Provided information »
####################

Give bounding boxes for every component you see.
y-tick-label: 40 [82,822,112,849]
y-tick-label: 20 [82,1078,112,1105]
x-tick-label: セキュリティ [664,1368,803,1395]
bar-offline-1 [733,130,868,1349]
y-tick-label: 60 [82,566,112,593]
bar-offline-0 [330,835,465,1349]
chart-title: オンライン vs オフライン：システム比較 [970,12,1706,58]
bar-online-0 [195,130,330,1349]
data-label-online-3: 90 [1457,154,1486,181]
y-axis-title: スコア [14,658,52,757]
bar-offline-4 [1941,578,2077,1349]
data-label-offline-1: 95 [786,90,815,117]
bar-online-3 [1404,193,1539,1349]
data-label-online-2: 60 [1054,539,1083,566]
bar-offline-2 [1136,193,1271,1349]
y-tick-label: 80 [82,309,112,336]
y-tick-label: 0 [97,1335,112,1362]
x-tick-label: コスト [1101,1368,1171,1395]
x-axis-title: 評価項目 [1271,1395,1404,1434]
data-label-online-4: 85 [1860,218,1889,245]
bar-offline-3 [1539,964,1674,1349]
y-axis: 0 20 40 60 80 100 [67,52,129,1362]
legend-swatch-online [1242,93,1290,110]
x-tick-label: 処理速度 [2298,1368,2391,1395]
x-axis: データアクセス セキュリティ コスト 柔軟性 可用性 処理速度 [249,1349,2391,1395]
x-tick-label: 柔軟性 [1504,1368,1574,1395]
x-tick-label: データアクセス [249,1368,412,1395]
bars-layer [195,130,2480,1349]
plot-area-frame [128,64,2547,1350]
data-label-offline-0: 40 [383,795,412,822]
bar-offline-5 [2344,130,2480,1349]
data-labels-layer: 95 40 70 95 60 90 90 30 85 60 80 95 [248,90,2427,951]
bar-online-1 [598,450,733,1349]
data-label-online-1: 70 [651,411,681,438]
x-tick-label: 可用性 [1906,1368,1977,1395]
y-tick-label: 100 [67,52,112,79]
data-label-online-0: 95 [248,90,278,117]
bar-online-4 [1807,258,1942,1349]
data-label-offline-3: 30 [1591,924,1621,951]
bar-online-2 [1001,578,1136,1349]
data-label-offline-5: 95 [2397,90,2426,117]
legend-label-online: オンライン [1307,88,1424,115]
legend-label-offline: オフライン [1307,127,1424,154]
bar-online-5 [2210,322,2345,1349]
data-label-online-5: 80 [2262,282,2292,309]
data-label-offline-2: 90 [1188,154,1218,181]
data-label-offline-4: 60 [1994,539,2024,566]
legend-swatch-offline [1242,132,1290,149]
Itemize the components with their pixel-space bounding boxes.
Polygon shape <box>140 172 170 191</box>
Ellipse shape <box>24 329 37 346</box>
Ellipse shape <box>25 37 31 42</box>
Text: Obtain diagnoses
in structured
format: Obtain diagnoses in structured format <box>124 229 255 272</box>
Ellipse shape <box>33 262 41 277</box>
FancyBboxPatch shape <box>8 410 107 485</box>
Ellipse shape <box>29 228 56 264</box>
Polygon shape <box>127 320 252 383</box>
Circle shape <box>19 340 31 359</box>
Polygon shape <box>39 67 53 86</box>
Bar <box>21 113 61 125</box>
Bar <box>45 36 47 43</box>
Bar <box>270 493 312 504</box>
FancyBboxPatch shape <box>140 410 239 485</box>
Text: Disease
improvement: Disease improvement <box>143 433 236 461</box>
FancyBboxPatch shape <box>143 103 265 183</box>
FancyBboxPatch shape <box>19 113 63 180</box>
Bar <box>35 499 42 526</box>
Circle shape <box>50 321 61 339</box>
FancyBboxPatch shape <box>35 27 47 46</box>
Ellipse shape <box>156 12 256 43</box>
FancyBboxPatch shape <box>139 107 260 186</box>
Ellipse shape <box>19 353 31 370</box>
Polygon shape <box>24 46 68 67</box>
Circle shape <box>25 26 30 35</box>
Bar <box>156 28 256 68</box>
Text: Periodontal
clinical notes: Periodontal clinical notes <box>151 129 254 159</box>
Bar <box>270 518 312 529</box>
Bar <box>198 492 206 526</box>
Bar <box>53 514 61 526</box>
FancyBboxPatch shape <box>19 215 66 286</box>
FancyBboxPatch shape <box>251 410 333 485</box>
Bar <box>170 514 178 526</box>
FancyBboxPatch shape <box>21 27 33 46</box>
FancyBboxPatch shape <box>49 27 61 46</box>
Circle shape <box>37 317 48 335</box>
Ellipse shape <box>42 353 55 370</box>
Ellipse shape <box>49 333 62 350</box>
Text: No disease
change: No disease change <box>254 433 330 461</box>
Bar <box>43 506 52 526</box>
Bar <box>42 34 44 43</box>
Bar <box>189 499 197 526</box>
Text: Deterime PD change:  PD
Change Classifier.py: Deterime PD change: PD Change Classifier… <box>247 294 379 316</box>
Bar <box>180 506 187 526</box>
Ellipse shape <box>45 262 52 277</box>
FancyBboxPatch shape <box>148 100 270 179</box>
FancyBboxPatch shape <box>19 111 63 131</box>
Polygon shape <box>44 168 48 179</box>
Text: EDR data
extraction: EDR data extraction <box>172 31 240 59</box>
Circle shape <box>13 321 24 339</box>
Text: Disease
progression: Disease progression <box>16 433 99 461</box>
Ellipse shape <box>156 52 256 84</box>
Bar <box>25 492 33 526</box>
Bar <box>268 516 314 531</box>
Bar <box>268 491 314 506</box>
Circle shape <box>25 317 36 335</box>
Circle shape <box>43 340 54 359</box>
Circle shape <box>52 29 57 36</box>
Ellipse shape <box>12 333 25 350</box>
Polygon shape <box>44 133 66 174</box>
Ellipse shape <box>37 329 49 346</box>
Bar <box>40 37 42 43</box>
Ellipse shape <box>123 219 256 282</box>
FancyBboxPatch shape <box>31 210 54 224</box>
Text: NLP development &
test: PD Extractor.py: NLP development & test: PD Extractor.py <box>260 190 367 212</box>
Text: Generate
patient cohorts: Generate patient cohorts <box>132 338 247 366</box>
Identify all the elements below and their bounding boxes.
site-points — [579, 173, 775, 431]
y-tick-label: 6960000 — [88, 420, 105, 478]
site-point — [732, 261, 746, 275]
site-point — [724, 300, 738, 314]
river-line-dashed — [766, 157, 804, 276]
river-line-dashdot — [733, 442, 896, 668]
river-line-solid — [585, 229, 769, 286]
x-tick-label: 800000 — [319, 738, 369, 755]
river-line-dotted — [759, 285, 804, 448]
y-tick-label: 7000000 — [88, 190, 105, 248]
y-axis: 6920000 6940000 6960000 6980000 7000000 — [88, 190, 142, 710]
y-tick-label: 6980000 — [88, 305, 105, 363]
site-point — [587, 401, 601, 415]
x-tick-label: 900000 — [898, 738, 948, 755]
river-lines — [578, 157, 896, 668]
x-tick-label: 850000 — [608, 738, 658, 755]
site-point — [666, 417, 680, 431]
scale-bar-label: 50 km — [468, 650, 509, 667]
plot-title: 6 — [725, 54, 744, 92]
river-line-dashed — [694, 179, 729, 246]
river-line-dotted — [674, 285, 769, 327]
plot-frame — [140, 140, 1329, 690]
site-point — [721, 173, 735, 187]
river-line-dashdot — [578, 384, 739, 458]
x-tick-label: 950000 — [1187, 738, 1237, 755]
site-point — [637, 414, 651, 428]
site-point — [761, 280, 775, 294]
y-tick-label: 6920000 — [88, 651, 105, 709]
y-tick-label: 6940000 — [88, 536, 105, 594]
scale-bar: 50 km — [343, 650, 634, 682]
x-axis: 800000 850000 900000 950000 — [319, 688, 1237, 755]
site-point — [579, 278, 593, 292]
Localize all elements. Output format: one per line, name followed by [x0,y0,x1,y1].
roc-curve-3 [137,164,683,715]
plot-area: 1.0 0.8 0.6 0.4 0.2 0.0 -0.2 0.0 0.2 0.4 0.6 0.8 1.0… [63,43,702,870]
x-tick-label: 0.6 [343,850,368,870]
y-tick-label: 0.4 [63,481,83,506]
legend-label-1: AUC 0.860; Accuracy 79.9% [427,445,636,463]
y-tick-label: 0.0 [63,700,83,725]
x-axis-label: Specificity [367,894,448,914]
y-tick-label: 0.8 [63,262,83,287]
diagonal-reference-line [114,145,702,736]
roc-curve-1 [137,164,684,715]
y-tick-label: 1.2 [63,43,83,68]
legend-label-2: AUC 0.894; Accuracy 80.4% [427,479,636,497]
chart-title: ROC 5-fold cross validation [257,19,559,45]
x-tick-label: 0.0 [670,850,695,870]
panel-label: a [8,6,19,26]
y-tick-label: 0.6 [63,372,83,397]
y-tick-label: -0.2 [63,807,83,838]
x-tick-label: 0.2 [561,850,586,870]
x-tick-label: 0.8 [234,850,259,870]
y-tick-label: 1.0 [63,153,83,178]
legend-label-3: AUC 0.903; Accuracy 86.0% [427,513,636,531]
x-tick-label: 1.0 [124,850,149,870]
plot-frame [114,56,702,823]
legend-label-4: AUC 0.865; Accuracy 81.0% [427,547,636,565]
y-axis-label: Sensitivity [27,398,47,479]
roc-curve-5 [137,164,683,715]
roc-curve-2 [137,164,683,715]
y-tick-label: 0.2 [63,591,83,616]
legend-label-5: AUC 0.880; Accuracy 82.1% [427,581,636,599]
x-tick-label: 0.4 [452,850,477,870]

####################

Work to be completed »
Rewrite the material from its first line up to and including the line with "data-label-offline-0: 40 [383,795,412,822]", swapping "y-axis-title" for "y-axis-label" and leaving everything else unchanged.

Written solution »
Give bounding boxes for every component you see.
y-tick-label: 40 [82,822,112,849]
y-tick-label: 20 [82,1078,112,1105]
x-tick-label: セキュリティ [664,1368,803,1395]
bar-offline-1 [733,130,868,1349]
y-tick-label: 60 [82,566,112,593]
bar-offline-0 [330,835,465,1349]
chart-title: オンライン vs オフライン：システム比較 [970,12,1706,58]
bar-online-0 [195,130,330,1349]
data-label-online-3: 90 [1457,154,1486,181]
y-axis-label: スコア [14,658,52,757]
bar-offline-4 [1941,578,2077,1349]
data-label-offline-1: 95 [786,90,815,117]
bar-online-3 [1404,193,1539,1349]
data-label-online-2: 60 [1054,539,1083,566]
bar-offline-2 [1136,193,1271,1349]
y-tick-label: 80 [82,309,112,336]
y-tick-label: 0 [97,1335,112,1362]
x-tick-label: コスト [1101,1368,1171,1395]
x-axis-title: 評価項目 [1271,1395,1404,1434]
data-label-online-4: 85 [1860,218,1889,245]
bar-offline-3 [1539,964,1674,1349]
y-axis: 0 20 40 60 80 100 [67,52,129,1362]
legend-swatch-online [1242,93,1290,110]
x-tick-label: 処理速度 [2298,1368,2391,1395]
x-axis: データアクセス セキュリティ コスト 柔軟性 可用性 処理速度 [249,1349,2391,1395]
x-tick-label: 柔軟性 [1504,1368,1574,1395]
x-tick-label: データアクセス [249,1368,412,1395]
bars-layer [195,130,2480,1349]
plot-area-frame [128,64,2547,1350]
data-label-offline-0: 40 [383,795,412,822]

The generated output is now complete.